Dataset entries
+++++
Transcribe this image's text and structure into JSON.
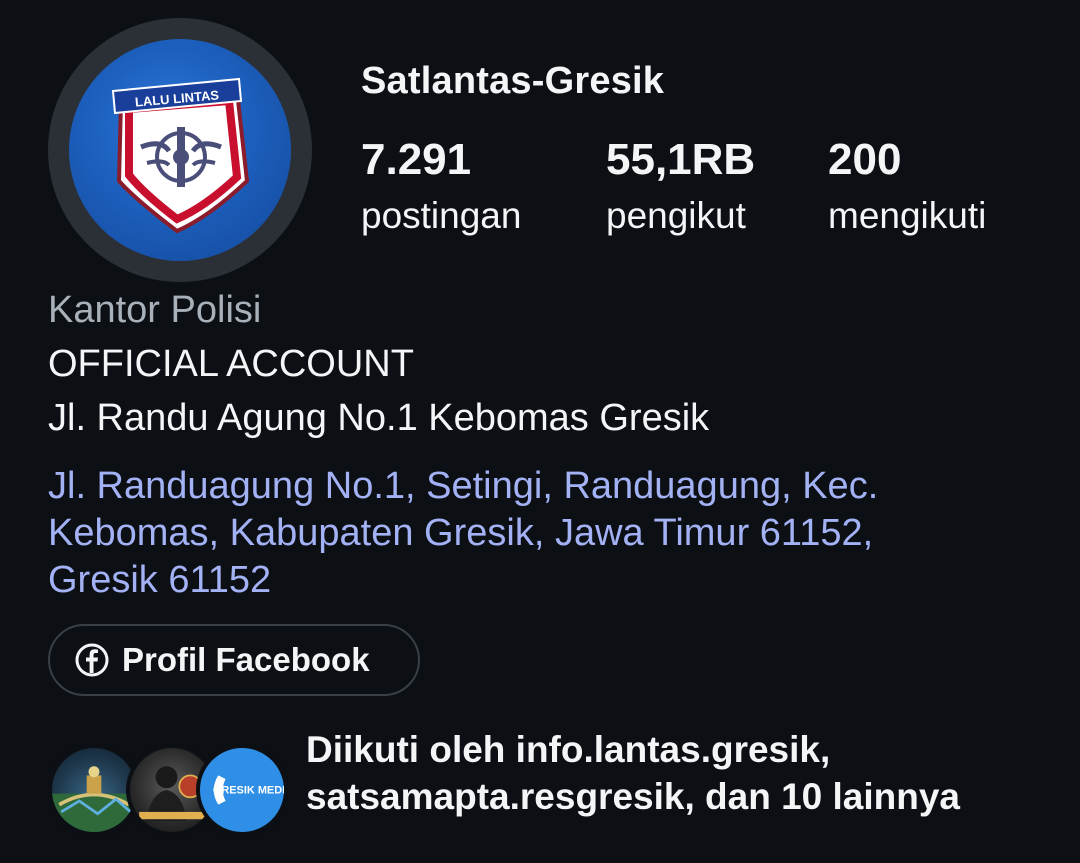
{
  "profile": {
    "username": "Satlantas-Gresik",
    "avatar_text": "LALU LINTAS",
    "stats": [
      {
        "value": "7.291",
        "label": "postingan"
      },
      {
        "value": "55,1RB",
        "label": "pengikut"
      },
      {
        "value": "200",
        "label": "mengikuti"
      }
    ]
  },
  "bio": {
    "category": "Kantor Polisi",
    "lines": [
      "OFFICIAL ACCOUNT",
      "Jl. Randu Agung No.1 Kebomas Gresik"
    ],
    "address": "Jl. Randuagung No.1, Setingi, Randuagung, Kec. Kebomas, Kabupaten Gresik, Jawa Timur 61152, Gresik 61152"
  },
  "facebook_button": {
    "label": "Profil Facebook",
    "icon": "facebook-icon"
  },
  "followed_by": {
    "text": "Diikuti oleh info.lantas.gresik, satsamapta.resgresik, dan 10 lainnya",
    "avatar3_text": "GRESIK MEDIA"
  },
  "colors": {
    "background": "#0c0f14",
    "text": "#f3f5f7",
    "muted": "#a8b0b9",
    "link": "#a3b1f5"
  }
}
+++++
→ **Short task**: Leave every image out, and retype the material exactly.

→ **Full answer**:
Transcribe this image's text and structure into JSON.
{
  "profile": {
    "username": "Satlantas-Gresik",
    "avatar_text": "LALU LINTAS",
    "stats": [
      {
        "value": "7.291",
        "label": "postingan"
      },
      {
        "value": "55,1RB",
        "label": "pengikut"
      },
      {
        "value": "200",
        "label": "mengikuti"
      }
    ]
  },
  "bio": {
    "category": "Kantor Polisi",
    "lines": [
      "OFFICIAL ACCOUNT",
      "Jl. Randu Agung No.1 Kebomas Gresik"
    ],
    "address": "Jl. Randuagung No.1, Setingi, Randuagung, Kec. Kebomas, Kabupaten Gresik, Jawa Timur 61152, Gresik 61152"
  },
  "facebook_button": {
    "label": "Profil Facebook",
    "icon": "facebook-icon"
  },
  "followed_by": {
    "text": "Diikuti oleh info.lantas.gresik, satsamapta.resgresik, dan 10 lainnya",
    "avatar3_text": "GRESIK MEDIA"
  },
  "colors": {
    "background": "#0c0f14",
    "text": "#f3f5f7",
    "muted": "#a8b0b9",
    "link": "#a3b1f5"
  }
}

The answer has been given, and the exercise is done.